Stored data:
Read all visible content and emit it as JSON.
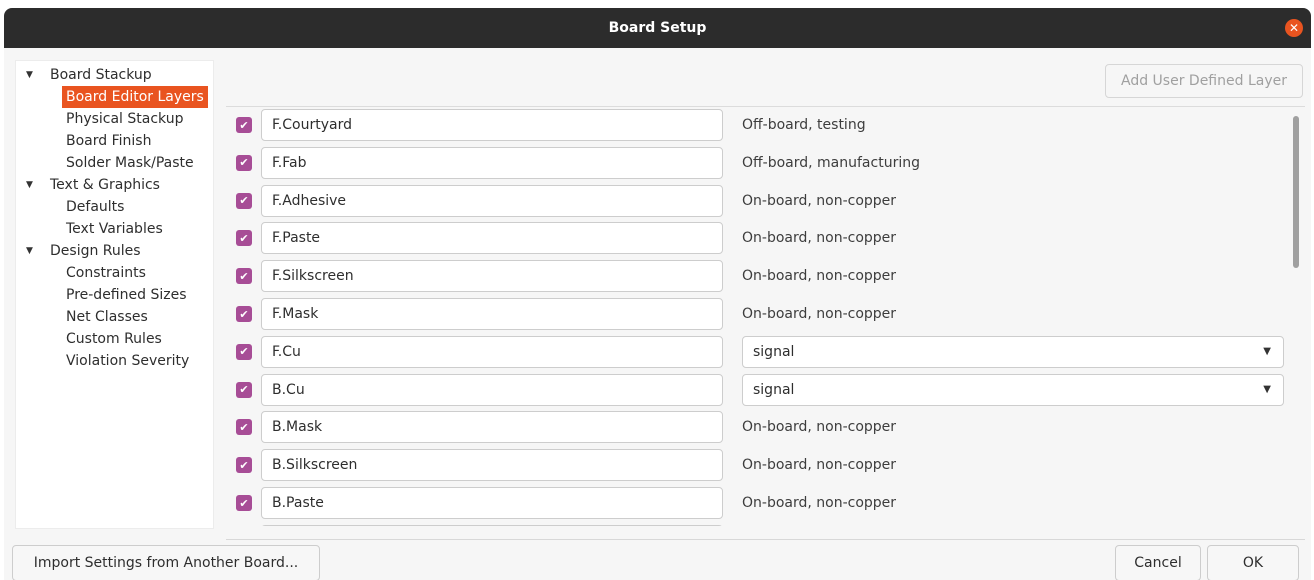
{
  "window": {
    "title": "Board Setup",
    "close_glyph": "✕"
  },
  "tree": {
    "items": [
      {
        "label": "Board Stackup",
        "level": 0,
        "expanded": true
      },
      {
        "label": "Board Editor Layers",
        "level": 1,
        "selected": true
      },
      {
        "label": "Physical Stackup",
        "level": 1
      },
      {
        "label": "Board Finish",
        "level": 1
      },
      {
        "label": "Solder Mask/Paste",
        "level": 1
      },
      {
        "label": "Text & Graphics",
        "level": 0,
        "expanded": true
      },
      {
        "label": "Defaults",
        "level": 1
      },
      {
        "label": "Text Variables",
        "level": 1
      },
      {
        "label": "Design Rules",
        "level": 0,
        "expanded": true
      },
      {
        "label": "Constraints",
        "level": 1
      },
      {
        "label": "Pre-defined Sizes",
        "level": 1
      },
      {
        "label": "Net Classes",
        "level": 1
      },
      {
        "label": "Custom Rules",
        "level": 1
      },
      {
        "label": "Violation Severity",
        "level": 1
      }
    ],
    "expand_glyph": "▼"
  },
  "toolbar": {
    "add_layer_label": "Add User Defined Layer"
  },
  "layers": [
    {
      "name": "F.Courtyard",
      "checked": true,
      "type": "Off-board, testing",
      "editable_type": false
    },
    {
      "name": "F.Fab",
      "checked": true,
      "type": "Off-board, manufacturing",
      "editable_type": false
    },
    {
      "name": "F.Adhesive",
      "checked": true,
      "type": "On-board, non-copper",
      "editable_type": false
    },
    {
      "name": "F.Paste",
      "checked": true,
      "type": "On-board, non-copper",
      "editable_type": false
    },
    {
      "name": "F.Silkscreen",
      "checked": true,
      "type": "On-board, non-copper",
      "editable_type": false
    },
    {
      "name": "F.Mask",
      "checked": true,
      "type": "On-board, non-copper",
      "editable_type": false
    },
    {
      "name": "F.Cu",
      "checked": true,
      "type": "signal",
      "editable_type": true
    },
    {
      "name": "B.Cu",
      "checked": true,
      "type": "signal",
      "editable_type": true
    },
    {
      "name": "B.Mask",
      "checked": true,
      "type": "On-board, non-copper",
      "editable_type": false
    },
    {
      "name": "B.Silkscreen",
      "checked": true,
      "type": "On-board, non-copper",
      "editable_type": false
    },
    {
      "name": "B.Paste",
      "checked": true,
      "type": "On-board, non-copper",
      "editable_type": false
    }
  ],
  "footer": {
    "import_label": "Import Settings from Another Board...",
    "cancel_label": "Cancel",
    "ok_label": "OK"
  },
  "colors": {
    "accent": "#e95420",
    "checkbox": "#a74d96",
    "titlebar": "#2c2c2c"
  }
}
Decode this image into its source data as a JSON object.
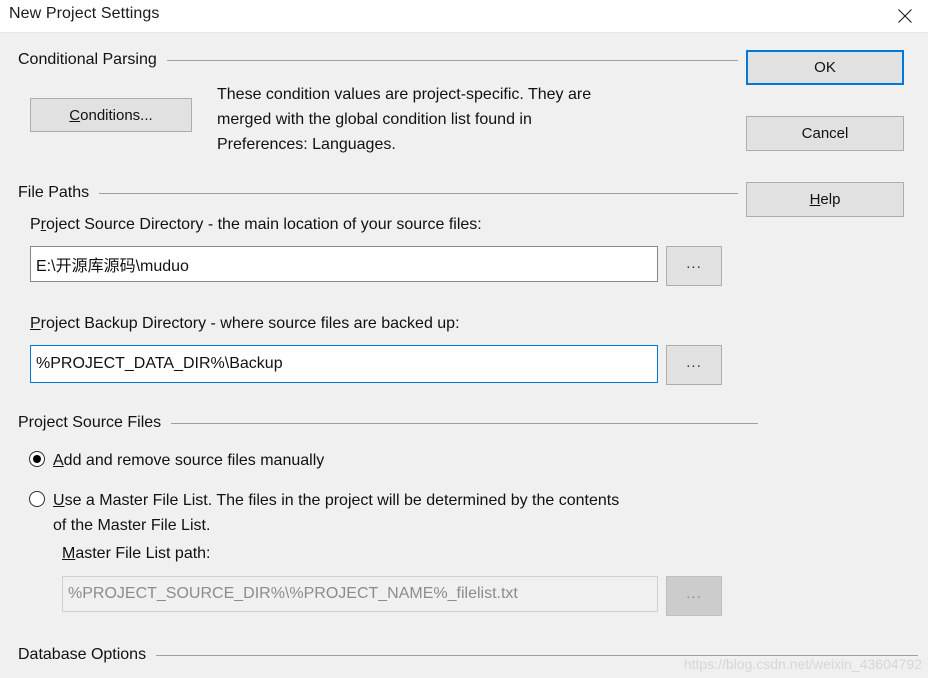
{
  "window": {
    "title": "New Project Settings",
    "close_icon": "close-icon"
  },
  "buttons": {
    "ok": "OK",
    "cancel": "Cancel",
    "help_prefix": "",
    "help_accel": "H",
    "help_suffix": "elp"
  },
  "conditional_parsing": {
    "group_title": "Conditional Parsing",
    "conditions_accel": "C",
    "conditions_suffix": "onditions...",
    "description_line1": "These condition values are project-specific.  They are",
    "description_line2": "merged with the global condition list found in",
    "description_line3": "Preferences: Languages."
  },
  "file_paths": {
    "group_title": "File Paths",
    "source_label_prefix": "P",
    "source_label_accel": "r",
    "source_label_suffix": "oject Source Directory - the main location of your source files:",
    "source_value": "E:\\开源库源码\\muduo",
    "source_browse": "...",
    "backup_label_accel": "P",
    "backup_label_suffix": "roject Backup Directory - where source files are backed up:",
    "backup_value": "%PROJECT_DATA_DIR%\\Backup",
    "backup_browse": "..."
  },
  "project_source_files": {
    "group_title": "Project Source Files",
    "option_manual_accel": "A",
    "option_manual_suffix": "dd and remove source files manually",
    "option_manual_selected": true,
    "option_masterlist_accel": "U",
    "option_masterlist_line1_suffix": "se a Master File List. The files in the project will be determined by the contents",
    "option_masterlist_line2": "of the Master File List.",
    "option_masterlist_selected": false,
    "masterlist_path_accel": "M",
    "masterlist_path_label_suffix": "aster File List path:",
    "masterlist_path_value": "%PROJECT_SOURCE_DIR%\\%PROJECT_NAME%_filelist.txt",
    "masterlist_browse": "...",
    "masterlist_disabled": true
  },
  "database_options": {
    "group_title": "Database Options"
  },
  "watermark": "https://blog.csdn.net/weixin_43604792",
  "colors": {
    "dialog_bg": "#f0f0f0",
    "titlebar_bg": "#ffffff",
    "accent_focus": "#0078d7",
    "button_face": "#e1e1e1",
    "button_border": "#adadad",
    "group_line": "#a0a0a0",
    "text": "#111111",
    "disabled_text": "#8c8c8c"
  }
}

### TO BE DONE:
Transcribe the complete set of entries verbatim. No pictures belong in the copy.

### SOLUTION TO THIS EXERCISE:
Read all visible content and emit it as JSON.
{
  "window": {
    "title": "Board Setup",
    "close_glyph": "✕"
  },
  "tree": {
    "items": [
      {
        "label": "Board Stackup",
        "level": 0,
        "expanded": true
      },
      {
        "label": "Board Editor Layers",
        "level": 1,
        "selected": true
      },
      {
        "label": "Physical Stackup",
        "level": 1
      },
      {
        "label": "Board Finish",
        "level": 1
      },
      {
        "label": "Solder Mask/Paste",
        "level": 1
      },
      {
        "label": "Text & Graphics",
        "level": 0,
        "expanded": true
      },
      {
        "label": "Defaults",
        "level": 1
      },
      {
        "label": "Text Variables",
        "level": 1
      },
      {
        "label": "Design Rules",
        "level": 0,
        "expanded": true
      },
      {
        "label": "Constraints",
        "level": 1
      },
      {
        "label": "Pre-defined Sizes",
        "level": 1
      },
      {
        "label": "Net Classes",
        "level": 1
      },
      {
        "label": "Custom Rules",
        "level": 1
      },
      {
        "label": "Violation Severity",
        "level": 1
      }
    ],
    "expand_glyph": "▼"
  },
  "toolbar": {
    "add_layer_label": "Add User Defined Layer"
  },
  "layers": [
    {
      "name": "F.Courtyard",
      "checked": true,
      "type": "Off-board, testing",
      "editable_type": false
    },
    {
      "name": "F.Fab",
      "checked": true,
      "type": "Off-board, manufacturing",
      "editable_type": false
    },
    {
      "name": "F.Adhesive",
      "checked": true,
      "type": "On-board, non-copper",
      "editable_type": false
    },
    {
      "name": "F.Paste",
      "checked": true,
      "type": "On-board, non-copper",
      "editable_type": false
    },
    {
      "name": "F.Silkscreen",
      "checked": true,
      "type": "On-board, non-copper",
      "editable_type": false
    },
    {
      "name": "F.Mask",
      "checked": true,
      "type": "On-board, non-copper",
      "editable_type": false
    },
    {
      "name": "F.Cu",
      "checked": true,
      "type": "signal",
      "editable_type": true
    },
    {
      "name": "B.Cu",
      "checked": true,
      "type": "signal",
      "editable_type": true
    },
    {
      "name": "B.Mask",
      "checked": true,
      "type": "On-board, non-copper",
      "editable_type": false
    },
    {
      "name": "B.Silkscreen",
      "checked": true,
      "type": "On-board, non-copper",
      "editable_type": false
    },
    {
      "name": "B.Paste",
      "checked": true,
      "type": "On-board, non-copper",
      "editable_type": false
    }
  ],
  "footer": {
    "import_label": "Import Settings from Another Board...",
    "cancel_label": "Cancel",
    "ok_label": "OK"
  },
  "colors": {
    "accent": "#e95420",
    "checkbox": "#a74d96",
    "titlebar": "#2c2c2c"
  }
}
Decode this image into its source data as a JSON object.
{
  "window": {
    "title": "New Project Settings",
    "close_icon": "close-icon"
  },
  "buttons": {
    "ok": "OK",
    "cancel": "Cancel",
    "help_prefix": "",
    "help_accel": "H",
    "help_suffix": "elp"
  },
  "conditional_parsing": {
    "group_title": "Conditional Parsing",
    "conditions_accel": "C",
    "conditions_suffix": "onditions...",
    "description_line1": "These condition values are project-specific.  They are",
    "description_line2": "merged with the global condition list found in",
    "description_line3": "Preferences: Languages."
  },
  "file_paths": {
    "group_title": "File Paths",
    "source_label_prefix": "P",
    "source_label_accel": "r",
    "source_label_suffix": "oject Source Directory - the main location of your source files:",
    "source_value": "E:\\开源库源码\\muduo",
    "source_browse": "...",
    "backup_label_accel": "P",
    "backup_label_suffix": "roject Backup Directory - where source files are backed up:",
    "backup_value": "%PROJECT_DATA_DIR%\\Backup",
    "backup_browse": "..."
  },
  "project_source_files": {
    "group_title": "Project Source Files",
    "option_manual_accel": "A",
    "option_manual_suffix": "dd and remove source files manually",
    "option_manual_selected": true,
    "option_masterlist_accel": "U",
    "option_masterlist_line1_suffix": "se a Master File List. The files in the project will be determined by the contents",
    "option_masterlist_line2": "of the Master File List.",
    "option_masterlist_selected": false,
    "masterlist_path_accel": "M",
    "masterlist_path_label_suffix": "aster File List path:",
    "masterlist_path_value": "%PROJECT_SOURCE_DIR%\\%PROJECT_NAME%_filelist.txt",
    "masterlist_browse": "...",
    "masterlist_disabled": true
  },
  "database_options": {
    "group_title": "Database Options"
  },
  "watermark": "https://blog.csdn.net/weixin_43604792",
  "colors": {
    "dialog_bg": "#f0f0f0",
    "titlebar_bg": "#ffffff",
    "accent_focus": "#0078d7",
    "button_face": "#e1e1e1",
    "button_border": "#adadad",
    "group_line": "#a0a0a0",
    "text": "#111111",
    "disabled_text": "#8c8c8c"
  }
}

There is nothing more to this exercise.